Within the material below, find each line bearing the word "Посібник" and present it.

**Recorded data**
[start]

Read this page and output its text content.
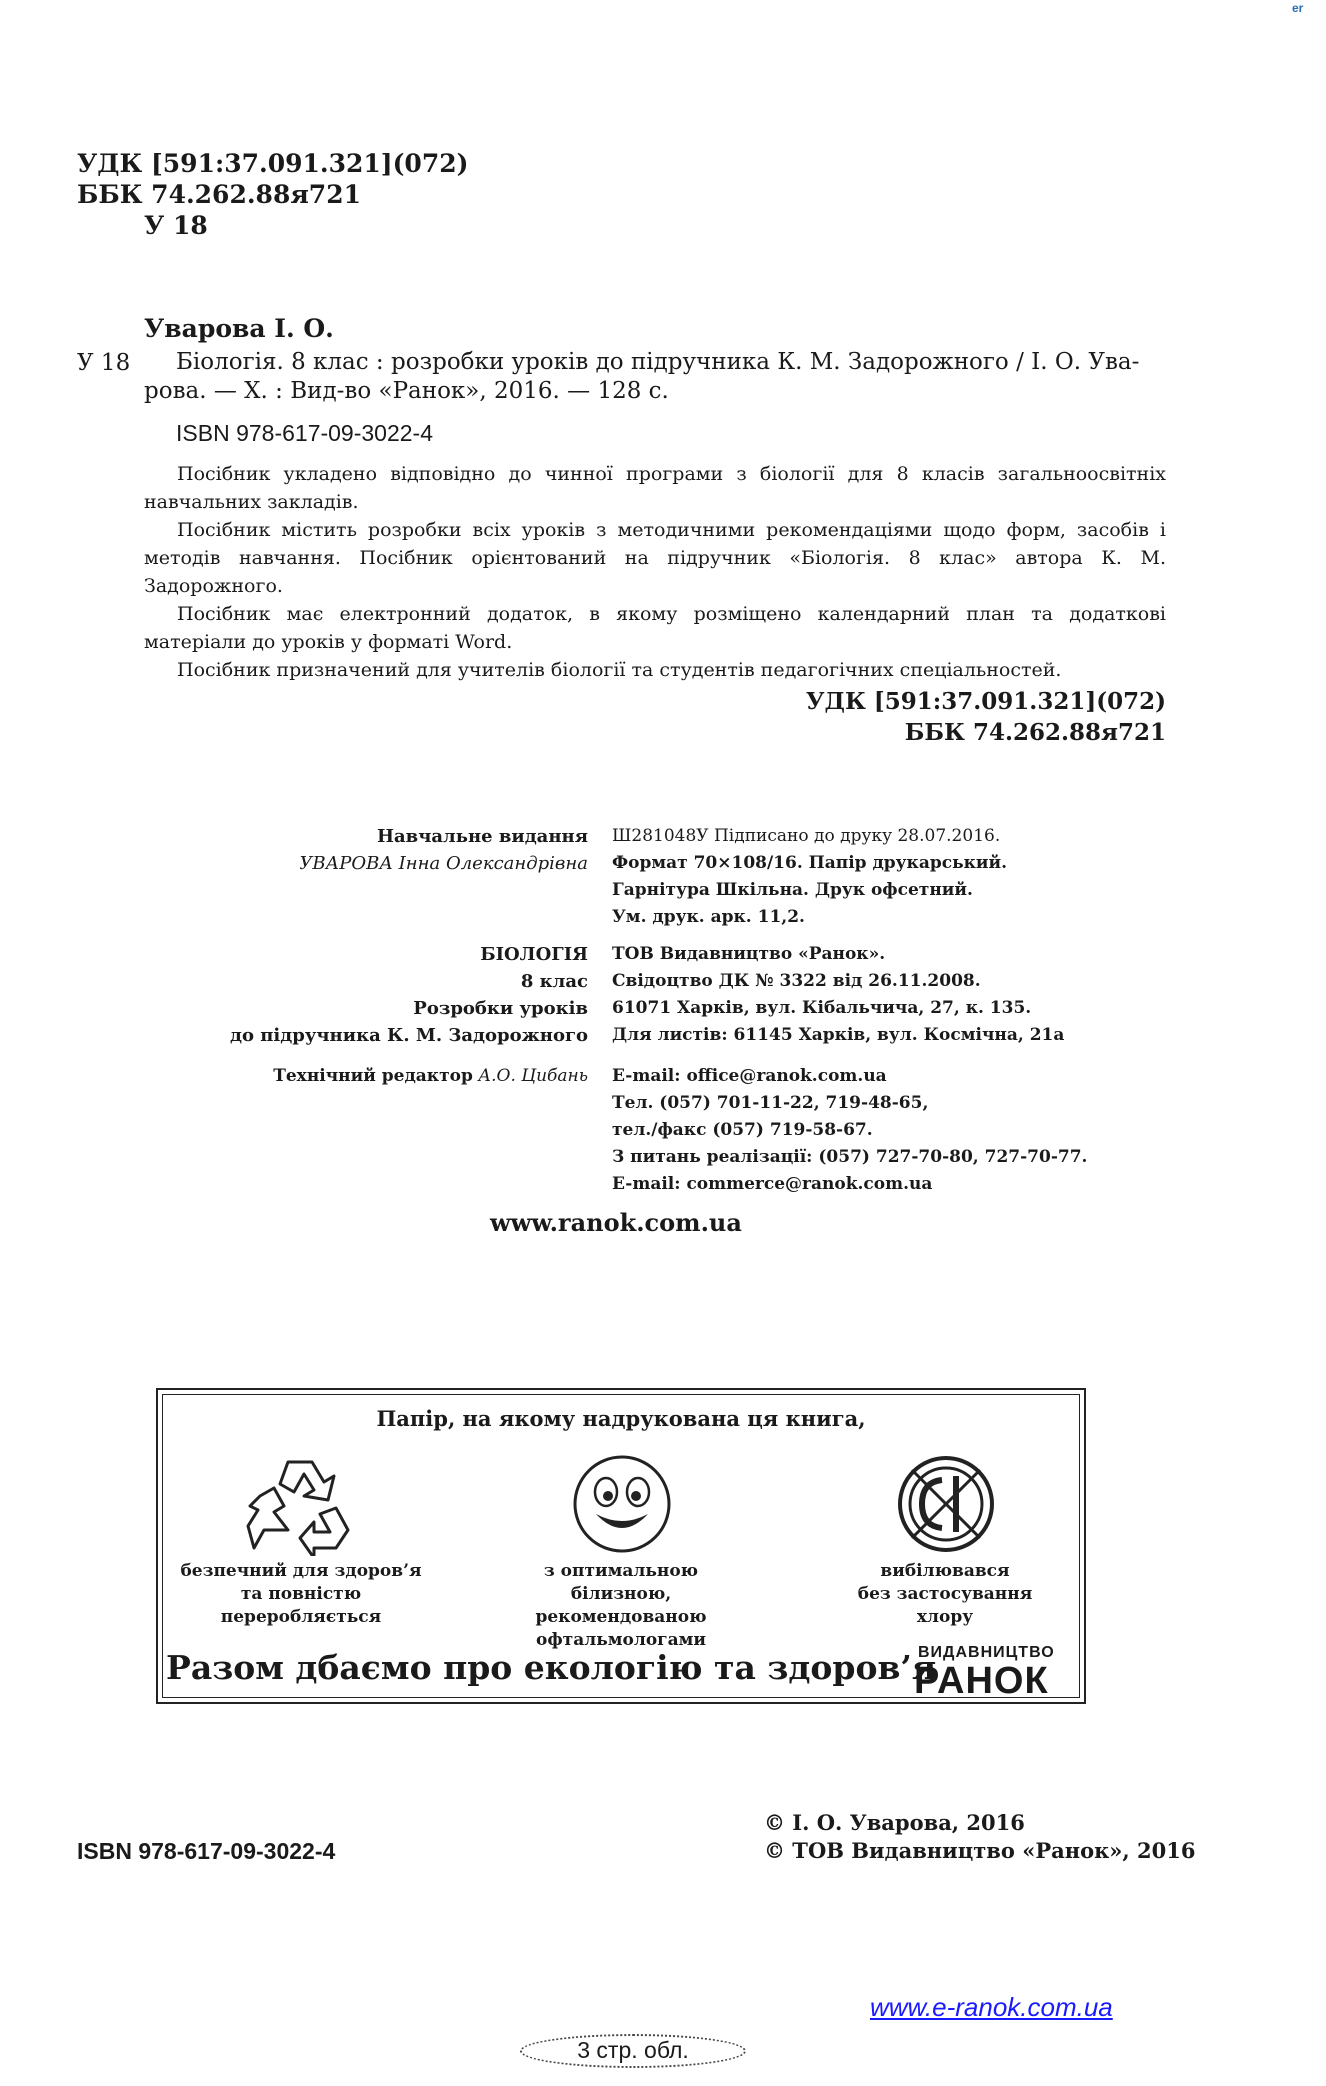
er
УДК [591:37.091.321](072)
ББК 74.262.88я721
У 18
Уварова І. О.
У 18 Біологія. 8 клас : розробки уроків до підручника К. М. Задорожного / І. О. Ува-
рова. — Х. : Вид-во «Ранок», 2016. — 128 с.
ISBN 978-617-09-3022-4

Посібник укладено відповідно до чинної програми з біології для 8 класів загальноосвітніх навчальних закладів.

Посібник містить розробки всіх уроків з методичними рекомендаціями щодо форм, засобів і методів навчання. Посібник орієнтований на підручник «Біологія. 8 клас» автора К. М. Задорожного.

Посібник має електронний додаток, в якому розміщено календарний план та додаткові матеріали до уроків у форматі Word.

Посібник призначений для учителів біології та студентів педагогічних спеціальностей.

УДК [591:37.091.321](072)
ББК 74.262.88я721
Навчальне видання
УВАРОВА Інна Олександрівна
БІОЛОГІЯ
8 клас
Розробки уроків
до підручника К. М. Задорожного
Технічний редактор А.О. Цибань
Ш281048У Підписано до друку 28.07.2016.
Формат 70×108/16. Папір друкарський.
Гарнітура Шкільна. Друк офсетний.
Ум. друк. арк. 11,2.
ТОВ Видавництво «Ранок».
Свідоцтво ДК № 3322 від 26.11.2008.
61071 Харків, вул. Кібальчича, 27, к. 135.
Для листів: 61145 Харків, вул. Космічна, 21а
E-mail: office@ranok.com.ua
Тел. (057) 701-11-22, 719-48-65,
тел./факс (057) 719-58-67.
З питань реалізації: (057) 727-70-80, 727-70-77.
E-mail: commerce@ranok.com.ua
www.ranok.com.ua
Папір, на якому надрукована ця книга,
безпечний для здоров’я
та повністю
переробляється
з оптимальною білизною,
рекомендованою
офтальмологами
вибілювався
без застосування
хлору
Разом дбаємо про екологію та здоров’я
ВИДАВНИЦТВО
РАНОК
© І. О. Уварова, 2016
© ТОВ Видавництво «Ранок», 2016
ISBN 978-617-09-3022-4
www.e-ranok.com.ua
3 стр. обл.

[end]

**Result below**
Посібник укладено відповідно до чинної програми з біології для 8 класів загальноосвітніх навчальних закладів.
Посібник містить розробки всіх уроків з методичними рекомендаціями щодо форм, засобів і методів навчання. Посібник орієнтований на підручник «Біологія. 8 клас» автора К. М. Задорожного.
Посібник має електронний додаток, в якому розміщено календарний план та додаткові матеріали до уроків у форматі Word.
Посібник призначений для учителів біології та студентів педагогічних спеціальностей.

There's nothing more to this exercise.